> [To do]:
Collect every line of the records below that contains the string "khach", matching case exactly.

> [Data for this exercise]:
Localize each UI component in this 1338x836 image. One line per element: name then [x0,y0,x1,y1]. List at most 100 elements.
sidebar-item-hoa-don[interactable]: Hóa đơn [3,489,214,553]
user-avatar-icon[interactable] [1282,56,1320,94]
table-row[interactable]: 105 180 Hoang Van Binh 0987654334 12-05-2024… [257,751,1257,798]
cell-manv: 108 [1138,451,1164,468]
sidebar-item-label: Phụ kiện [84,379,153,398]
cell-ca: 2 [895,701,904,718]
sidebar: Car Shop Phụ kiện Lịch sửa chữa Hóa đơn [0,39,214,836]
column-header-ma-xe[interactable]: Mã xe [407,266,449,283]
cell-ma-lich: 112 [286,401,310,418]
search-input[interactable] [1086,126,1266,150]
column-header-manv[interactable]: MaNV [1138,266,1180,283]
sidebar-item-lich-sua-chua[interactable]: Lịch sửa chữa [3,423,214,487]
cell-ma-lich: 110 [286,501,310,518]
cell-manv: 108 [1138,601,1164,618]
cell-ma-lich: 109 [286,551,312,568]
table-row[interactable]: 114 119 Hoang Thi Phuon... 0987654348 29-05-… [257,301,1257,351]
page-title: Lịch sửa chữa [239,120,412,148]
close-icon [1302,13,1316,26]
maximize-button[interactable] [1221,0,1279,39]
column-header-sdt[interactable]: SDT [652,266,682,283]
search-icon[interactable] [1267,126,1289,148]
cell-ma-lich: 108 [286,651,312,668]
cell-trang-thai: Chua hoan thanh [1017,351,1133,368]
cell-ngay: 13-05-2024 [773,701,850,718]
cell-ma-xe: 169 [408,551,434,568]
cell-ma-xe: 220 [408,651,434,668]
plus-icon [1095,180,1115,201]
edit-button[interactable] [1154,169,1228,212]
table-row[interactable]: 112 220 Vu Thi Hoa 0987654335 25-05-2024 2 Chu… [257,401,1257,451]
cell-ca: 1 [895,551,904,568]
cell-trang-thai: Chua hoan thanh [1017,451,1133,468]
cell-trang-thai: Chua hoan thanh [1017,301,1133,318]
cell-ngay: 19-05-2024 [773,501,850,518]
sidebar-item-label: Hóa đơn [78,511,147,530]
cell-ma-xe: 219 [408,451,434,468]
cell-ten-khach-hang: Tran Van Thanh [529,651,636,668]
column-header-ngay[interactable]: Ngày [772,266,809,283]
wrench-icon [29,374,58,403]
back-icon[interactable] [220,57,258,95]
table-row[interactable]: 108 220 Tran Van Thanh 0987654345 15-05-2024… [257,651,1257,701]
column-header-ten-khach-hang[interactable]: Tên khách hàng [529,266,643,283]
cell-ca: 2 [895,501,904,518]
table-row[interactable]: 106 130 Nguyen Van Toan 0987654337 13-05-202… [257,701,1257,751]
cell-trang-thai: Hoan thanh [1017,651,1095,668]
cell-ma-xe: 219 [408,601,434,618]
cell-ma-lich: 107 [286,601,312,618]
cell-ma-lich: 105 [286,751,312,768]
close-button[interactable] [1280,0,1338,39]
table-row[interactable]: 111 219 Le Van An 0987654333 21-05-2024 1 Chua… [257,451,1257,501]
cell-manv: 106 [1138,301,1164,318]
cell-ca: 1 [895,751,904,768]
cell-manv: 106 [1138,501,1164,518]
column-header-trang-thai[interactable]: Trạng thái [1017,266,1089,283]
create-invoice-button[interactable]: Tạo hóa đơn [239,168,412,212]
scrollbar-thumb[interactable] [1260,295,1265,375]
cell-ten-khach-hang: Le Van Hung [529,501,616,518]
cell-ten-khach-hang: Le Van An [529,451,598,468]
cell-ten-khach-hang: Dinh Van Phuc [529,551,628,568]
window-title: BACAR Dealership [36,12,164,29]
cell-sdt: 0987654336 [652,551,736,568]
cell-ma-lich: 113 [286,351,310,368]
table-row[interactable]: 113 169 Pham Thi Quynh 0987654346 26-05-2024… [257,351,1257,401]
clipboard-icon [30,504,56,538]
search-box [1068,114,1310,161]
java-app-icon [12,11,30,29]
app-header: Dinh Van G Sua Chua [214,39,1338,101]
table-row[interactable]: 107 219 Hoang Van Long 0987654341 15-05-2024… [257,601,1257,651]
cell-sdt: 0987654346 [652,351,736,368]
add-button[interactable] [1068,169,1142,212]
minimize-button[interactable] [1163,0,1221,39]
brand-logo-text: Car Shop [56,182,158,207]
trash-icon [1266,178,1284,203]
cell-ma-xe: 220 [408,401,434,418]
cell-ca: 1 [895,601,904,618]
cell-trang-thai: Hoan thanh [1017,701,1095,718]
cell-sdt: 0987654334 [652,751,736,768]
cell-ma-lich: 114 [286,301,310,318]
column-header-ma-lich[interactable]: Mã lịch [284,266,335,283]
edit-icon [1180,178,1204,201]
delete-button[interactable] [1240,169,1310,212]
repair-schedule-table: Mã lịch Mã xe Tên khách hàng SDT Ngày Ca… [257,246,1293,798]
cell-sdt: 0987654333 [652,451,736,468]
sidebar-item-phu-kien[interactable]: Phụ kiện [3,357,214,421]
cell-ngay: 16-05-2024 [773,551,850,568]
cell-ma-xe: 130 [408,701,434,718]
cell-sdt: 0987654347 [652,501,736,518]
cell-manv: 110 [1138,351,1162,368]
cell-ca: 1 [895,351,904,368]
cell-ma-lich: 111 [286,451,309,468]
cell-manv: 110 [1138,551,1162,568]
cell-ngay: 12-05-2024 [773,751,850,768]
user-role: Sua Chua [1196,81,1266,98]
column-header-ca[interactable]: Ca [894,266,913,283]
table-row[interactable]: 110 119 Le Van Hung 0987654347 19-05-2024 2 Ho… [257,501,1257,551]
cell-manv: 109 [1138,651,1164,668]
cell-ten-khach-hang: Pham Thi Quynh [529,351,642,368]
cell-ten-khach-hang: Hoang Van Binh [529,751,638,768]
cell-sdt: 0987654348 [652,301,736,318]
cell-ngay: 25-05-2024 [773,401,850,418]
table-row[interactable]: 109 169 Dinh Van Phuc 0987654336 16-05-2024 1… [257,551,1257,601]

> [Expected output]:
cell-ten-khach-hang: Tran Van Thanh [529,651,636,668]
column-header-ten-khach-hang[interactable]: Tên khách hàng [529,266,643,283]
cell-ten-khach-hang: Le Van Hung [529,501,616,518]
cell-ten-khach-hang: Le Van An [529,451,598,468]
cell-ten-khach-hang: Dinh Van Phuc [529,551,628,568]
cell-ten-khach-hang: Pham Thi Quynh [529,351,642,368]
cell-ten-khach-hang: Hoang Van Binh [529,751,638,768]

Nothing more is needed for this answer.